_THE RECORDS_.

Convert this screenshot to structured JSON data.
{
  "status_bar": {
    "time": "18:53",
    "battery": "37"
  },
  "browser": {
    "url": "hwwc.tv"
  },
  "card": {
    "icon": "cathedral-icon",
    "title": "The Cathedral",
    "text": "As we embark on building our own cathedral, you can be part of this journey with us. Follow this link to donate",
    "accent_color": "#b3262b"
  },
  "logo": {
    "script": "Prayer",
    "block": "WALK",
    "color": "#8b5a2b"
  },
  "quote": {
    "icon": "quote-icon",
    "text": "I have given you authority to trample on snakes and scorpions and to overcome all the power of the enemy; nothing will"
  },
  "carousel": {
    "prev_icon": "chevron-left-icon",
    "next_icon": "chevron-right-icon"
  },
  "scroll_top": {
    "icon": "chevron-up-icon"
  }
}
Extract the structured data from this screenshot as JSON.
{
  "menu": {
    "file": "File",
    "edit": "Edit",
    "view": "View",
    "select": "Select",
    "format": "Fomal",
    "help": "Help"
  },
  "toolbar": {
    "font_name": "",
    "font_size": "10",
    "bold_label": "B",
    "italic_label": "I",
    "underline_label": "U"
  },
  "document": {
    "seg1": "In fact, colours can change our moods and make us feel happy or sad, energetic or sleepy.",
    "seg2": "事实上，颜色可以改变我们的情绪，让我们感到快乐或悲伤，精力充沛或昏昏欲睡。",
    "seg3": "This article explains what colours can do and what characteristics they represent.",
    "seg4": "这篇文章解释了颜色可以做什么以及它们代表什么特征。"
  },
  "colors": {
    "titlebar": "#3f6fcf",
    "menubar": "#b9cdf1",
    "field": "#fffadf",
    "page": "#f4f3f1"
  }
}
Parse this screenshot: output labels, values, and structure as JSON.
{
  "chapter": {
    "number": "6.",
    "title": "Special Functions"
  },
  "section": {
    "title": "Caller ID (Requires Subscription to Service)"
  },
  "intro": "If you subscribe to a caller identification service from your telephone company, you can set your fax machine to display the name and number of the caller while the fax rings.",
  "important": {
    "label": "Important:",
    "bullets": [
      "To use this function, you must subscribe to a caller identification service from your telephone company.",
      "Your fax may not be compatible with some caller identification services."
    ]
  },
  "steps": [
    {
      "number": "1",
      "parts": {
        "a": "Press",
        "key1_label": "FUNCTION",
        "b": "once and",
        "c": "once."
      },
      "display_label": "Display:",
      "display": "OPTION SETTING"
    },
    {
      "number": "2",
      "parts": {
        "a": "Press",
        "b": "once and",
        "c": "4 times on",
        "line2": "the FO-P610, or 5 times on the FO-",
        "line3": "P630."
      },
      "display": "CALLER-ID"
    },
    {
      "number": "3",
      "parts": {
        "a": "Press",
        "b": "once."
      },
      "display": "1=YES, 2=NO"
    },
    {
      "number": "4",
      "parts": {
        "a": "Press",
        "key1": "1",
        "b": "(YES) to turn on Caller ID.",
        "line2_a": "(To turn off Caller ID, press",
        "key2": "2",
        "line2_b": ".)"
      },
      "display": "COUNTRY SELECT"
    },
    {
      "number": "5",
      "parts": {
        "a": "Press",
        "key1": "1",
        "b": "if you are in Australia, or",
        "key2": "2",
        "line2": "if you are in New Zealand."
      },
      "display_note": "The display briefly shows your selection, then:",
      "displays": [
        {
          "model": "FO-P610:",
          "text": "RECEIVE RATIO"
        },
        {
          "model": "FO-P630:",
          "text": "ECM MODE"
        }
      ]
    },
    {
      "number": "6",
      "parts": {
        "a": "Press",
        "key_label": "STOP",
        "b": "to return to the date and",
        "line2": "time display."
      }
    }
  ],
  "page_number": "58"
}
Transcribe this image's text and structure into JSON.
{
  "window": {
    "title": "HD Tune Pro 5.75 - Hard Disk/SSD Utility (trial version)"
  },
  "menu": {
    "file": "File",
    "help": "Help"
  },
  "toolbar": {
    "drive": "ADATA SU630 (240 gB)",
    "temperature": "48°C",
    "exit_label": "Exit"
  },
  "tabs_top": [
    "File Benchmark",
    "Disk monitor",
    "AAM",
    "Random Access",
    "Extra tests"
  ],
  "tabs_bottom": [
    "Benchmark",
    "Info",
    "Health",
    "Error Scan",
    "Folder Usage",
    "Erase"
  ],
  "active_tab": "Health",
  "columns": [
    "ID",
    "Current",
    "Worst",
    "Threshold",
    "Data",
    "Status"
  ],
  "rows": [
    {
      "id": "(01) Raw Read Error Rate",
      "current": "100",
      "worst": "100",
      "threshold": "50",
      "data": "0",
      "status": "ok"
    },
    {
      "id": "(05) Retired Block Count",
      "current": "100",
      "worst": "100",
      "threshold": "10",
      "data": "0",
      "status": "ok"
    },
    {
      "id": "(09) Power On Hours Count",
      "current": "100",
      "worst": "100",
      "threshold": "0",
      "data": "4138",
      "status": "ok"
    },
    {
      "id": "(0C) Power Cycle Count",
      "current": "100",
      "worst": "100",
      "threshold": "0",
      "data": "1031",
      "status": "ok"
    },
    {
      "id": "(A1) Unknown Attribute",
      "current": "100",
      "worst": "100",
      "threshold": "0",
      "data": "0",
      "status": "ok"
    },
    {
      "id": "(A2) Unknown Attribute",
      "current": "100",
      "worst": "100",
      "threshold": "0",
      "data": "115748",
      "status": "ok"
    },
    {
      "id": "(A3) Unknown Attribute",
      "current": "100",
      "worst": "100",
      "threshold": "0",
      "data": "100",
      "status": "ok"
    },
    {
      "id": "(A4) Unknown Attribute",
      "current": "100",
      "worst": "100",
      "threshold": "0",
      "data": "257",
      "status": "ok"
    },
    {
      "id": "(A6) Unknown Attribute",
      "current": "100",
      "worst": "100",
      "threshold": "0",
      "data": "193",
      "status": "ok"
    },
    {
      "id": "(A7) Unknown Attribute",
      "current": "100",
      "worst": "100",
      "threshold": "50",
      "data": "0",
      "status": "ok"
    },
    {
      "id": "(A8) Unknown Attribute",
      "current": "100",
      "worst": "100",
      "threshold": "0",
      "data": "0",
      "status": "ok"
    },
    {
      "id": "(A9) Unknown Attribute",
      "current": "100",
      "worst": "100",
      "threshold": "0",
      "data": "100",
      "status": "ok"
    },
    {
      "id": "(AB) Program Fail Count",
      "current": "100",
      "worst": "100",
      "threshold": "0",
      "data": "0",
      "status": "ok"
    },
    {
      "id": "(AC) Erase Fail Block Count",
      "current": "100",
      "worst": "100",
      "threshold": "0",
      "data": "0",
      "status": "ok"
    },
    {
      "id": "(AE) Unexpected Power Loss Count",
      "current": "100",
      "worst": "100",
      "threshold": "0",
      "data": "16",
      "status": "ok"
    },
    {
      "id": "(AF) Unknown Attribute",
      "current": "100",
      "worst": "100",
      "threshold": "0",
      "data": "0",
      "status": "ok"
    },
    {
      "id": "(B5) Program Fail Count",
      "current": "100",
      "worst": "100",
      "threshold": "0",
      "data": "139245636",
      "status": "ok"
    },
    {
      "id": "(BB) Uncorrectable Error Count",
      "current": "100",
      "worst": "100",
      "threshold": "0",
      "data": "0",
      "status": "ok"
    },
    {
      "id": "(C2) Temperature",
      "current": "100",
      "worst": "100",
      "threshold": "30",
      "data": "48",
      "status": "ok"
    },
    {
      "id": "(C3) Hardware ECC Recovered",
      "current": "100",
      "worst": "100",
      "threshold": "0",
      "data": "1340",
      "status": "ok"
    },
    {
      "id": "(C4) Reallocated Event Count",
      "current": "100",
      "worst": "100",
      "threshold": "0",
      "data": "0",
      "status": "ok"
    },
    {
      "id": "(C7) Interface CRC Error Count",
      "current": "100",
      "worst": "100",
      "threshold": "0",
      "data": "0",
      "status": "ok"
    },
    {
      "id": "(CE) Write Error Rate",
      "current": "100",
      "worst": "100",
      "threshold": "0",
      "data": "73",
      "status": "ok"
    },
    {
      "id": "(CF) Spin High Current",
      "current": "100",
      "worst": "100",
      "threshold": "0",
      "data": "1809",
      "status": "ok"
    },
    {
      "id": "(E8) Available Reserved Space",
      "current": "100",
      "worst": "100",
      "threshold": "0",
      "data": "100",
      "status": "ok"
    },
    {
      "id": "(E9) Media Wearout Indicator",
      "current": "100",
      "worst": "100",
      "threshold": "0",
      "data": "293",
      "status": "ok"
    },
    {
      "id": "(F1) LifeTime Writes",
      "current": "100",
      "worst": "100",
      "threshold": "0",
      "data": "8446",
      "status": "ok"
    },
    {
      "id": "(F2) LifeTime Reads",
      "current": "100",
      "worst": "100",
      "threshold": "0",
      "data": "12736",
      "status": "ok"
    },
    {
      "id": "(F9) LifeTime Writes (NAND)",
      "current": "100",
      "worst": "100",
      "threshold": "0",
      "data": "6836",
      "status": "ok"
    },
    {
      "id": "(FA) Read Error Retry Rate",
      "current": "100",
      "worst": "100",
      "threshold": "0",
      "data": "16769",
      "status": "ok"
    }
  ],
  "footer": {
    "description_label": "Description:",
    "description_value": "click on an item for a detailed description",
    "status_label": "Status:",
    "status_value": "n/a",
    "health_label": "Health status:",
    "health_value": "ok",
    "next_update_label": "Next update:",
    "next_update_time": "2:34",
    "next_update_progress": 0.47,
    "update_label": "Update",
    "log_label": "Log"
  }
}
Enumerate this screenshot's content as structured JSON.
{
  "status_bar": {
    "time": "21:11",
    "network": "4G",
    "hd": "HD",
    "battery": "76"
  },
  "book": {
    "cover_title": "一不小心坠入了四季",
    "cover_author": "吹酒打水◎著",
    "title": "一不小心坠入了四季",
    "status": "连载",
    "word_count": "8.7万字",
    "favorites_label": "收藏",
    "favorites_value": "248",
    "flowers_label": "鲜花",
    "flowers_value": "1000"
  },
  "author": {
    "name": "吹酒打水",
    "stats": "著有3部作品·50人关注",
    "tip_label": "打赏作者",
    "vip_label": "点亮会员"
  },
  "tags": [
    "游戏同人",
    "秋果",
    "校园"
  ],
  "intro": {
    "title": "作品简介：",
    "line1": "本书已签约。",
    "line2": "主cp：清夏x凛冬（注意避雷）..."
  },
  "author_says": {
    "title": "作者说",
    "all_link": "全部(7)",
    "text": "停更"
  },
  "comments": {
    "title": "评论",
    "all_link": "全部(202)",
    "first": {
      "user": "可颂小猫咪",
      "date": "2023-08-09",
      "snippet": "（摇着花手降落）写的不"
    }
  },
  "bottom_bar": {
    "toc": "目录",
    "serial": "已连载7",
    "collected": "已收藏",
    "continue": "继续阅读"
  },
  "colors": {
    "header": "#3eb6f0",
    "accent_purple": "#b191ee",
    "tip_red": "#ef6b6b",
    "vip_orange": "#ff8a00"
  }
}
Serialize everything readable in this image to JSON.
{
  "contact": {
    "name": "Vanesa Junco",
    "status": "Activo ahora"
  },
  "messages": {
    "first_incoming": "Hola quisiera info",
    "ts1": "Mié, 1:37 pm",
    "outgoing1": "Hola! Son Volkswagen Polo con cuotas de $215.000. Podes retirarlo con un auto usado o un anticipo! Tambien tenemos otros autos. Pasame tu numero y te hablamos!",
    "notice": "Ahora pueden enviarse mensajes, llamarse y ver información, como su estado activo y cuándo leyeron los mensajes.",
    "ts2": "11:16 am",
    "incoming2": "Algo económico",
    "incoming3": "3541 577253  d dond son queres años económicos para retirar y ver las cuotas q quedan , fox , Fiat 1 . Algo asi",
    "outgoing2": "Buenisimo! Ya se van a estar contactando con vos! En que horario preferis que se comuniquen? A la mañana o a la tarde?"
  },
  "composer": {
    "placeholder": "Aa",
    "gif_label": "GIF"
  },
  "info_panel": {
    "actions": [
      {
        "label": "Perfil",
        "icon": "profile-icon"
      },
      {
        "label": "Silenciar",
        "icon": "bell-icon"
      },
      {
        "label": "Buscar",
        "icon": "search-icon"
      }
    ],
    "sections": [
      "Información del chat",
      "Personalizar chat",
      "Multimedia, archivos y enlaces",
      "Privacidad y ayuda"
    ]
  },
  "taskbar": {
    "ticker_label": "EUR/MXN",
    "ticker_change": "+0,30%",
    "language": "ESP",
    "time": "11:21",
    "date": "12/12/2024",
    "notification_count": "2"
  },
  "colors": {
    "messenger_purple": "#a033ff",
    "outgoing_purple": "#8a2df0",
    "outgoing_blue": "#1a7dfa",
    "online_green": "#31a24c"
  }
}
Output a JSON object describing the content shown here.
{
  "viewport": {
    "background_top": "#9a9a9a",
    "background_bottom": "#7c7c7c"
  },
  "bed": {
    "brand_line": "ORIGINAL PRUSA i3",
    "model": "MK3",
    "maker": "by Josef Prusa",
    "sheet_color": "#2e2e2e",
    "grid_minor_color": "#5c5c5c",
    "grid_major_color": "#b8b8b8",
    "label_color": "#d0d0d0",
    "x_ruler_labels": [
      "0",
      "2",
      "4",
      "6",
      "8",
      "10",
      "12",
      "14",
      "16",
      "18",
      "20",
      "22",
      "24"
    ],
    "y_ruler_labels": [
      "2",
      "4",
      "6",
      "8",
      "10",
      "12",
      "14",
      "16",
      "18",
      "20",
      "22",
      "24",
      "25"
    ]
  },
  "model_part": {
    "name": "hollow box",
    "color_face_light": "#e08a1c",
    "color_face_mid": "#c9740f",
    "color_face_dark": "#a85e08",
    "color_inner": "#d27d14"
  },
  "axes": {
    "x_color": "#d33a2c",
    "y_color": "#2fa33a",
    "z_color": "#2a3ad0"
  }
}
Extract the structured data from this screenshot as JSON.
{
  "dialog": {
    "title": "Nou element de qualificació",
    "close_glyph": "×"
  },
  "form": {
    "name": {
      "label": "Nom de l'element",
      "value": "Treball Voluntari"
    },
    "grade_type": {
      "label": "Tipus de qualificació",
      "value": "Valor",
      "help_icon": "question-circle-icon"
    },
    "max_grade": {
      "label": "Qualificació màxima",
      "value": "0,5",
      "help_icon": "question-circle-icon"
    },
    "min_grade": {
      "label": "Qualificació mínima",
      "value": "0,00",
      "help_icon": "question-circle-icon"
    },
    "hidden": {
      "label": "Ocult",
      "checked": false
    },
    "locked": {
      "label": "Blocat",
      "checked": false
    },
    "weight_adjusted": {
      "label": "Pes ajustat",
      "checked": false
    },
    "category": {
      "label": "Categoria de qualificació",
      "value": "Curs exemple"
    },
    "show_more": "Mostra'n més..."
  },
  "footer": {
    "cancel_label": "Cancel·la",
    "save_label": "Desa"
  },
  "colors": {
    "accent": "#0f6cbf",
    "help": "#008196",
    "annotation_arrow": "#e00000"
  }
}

_DIRECTIVE_. Copy every line in the listing above where the string "intro" turns up.

_CORRECT RESULT_.
  "intro": "If you subscribe to a caller identification service from your telephone company, you can set your fax machine to display the name and number of the caller while the fax rings.",
  "intro": {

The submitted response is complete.